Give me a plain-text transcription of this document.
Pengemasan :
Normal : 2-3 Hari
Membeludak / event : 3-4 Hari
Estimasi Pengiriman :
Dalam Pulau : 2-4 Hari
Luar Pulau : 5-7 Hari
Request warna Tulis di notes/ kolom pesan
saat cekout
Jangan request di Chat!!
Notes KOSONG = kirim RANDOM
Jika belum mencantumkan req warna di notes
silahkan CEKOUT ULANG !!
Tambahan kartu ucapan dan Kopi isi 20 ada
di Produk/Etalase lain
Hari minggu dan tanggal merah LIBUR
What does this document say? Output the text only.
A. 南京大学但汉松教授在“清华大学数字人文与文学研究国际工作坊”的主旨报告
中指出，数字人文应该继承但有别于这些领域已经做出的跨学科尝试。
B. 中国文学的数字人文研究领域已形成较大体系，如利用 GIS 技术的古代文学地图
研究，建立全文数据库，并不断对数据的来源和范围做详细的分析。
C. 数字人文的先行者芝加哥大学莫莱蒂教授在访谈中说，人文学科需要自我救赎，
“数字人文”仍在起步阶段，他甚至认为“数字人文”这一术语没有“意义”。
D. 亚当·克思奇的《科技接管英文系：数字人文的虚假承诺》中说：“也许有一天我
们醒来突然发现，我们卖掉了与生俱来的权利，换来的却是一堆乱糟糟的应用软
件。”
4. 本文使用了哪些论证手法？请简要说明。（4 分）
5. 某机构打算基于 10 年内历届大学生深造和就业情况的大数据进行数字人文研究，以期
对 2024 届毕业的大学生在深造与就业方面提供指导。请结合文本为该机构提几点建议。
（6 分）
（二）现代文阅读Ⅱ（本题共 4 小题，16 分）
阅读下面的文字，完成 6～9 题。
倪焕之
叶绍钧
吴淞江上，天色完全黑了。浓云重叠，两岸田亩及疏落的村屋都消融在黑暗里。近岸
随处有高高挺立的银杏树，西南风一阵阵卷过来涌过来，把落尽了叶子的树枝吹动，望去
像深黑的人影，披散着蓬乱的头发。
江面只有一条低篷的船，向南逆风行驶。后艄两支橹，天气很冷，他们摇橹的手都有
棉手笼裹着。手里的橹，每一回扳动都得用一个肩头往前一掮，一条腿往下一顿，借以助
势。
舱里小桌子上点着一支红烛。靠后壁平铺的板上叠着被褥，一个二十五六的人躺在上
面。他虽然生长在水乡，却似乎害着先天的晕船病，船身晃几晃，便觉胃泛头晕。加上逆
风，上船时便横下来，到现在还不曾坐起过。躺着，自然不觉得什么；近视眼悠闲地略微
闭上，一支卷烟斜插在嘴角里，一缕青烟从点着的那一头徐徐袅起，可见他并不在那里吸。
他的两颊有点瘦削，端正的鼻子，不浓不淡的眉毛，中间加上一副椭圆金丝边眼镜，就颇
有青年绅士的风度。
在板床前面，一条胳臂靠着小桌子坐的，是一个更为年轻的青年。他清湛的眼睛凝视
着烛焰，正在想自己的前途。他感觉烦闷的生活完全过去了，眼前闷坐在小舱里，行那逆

**WHAT THE EXERCISE ASKS:** From the records, copy every line that has the string "document" in it.

**THE RESPONSE:**
Give me a plain-text transcription of this document.
What does this document say? Output the text only.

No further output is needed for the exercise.